◆ Instructions for the task:
Check each line of the listing below for the string "from", and copy the ones that have it.

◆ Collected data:

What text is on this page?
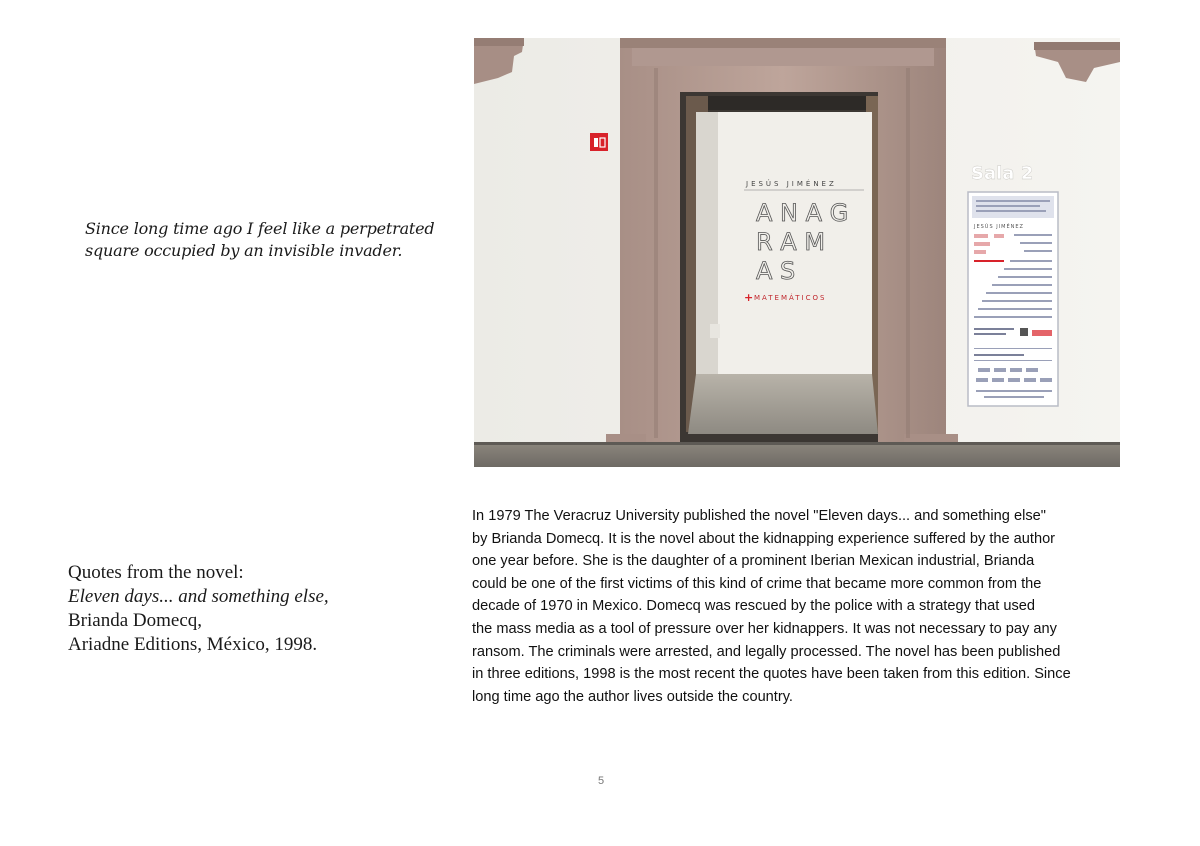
Since long time ago I feel like a perpetrated
square occupied by an invisible invader.
Quotes from the novel:
Eleven days... and something else,
Brianda Domecq,
Ariadne Editions, México, 1998.
JESÚS JIMÉNEZ
A N A G
R A M
A S
+ MATEMÁTICOS
Sala 2
JESÚS JIMÉNEZ
In 1979 The Veracruz University published the novel "Eleven days... and something else"
by Brianda Domecq. It is the novel about the kidnapping experience suffered by the author
one year before. She is the daughter of a prominent Iberian Mexican industrial, Brianda
could be one of the first victims of this kind of crime that became more common from the
decade of 1970 in Mexico. Domecq was rescued by the police with a strategy that used
the mass media as a tool of pressure over her kidnappers. It was not necessary to pay any
ransom. The criminals were arrested, and legally processed. The novel has been published
in three editions, 1998 is the most recent the quotes have been taken from this edition. Since
long time ago the author lives outside the country.
5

◆ Solution below:
Quotes from the novel:
could be one of the first victims of this kind of crime that became more common from the
in three editions, 1998 is the most recent the quotes have been taken from this edition. Since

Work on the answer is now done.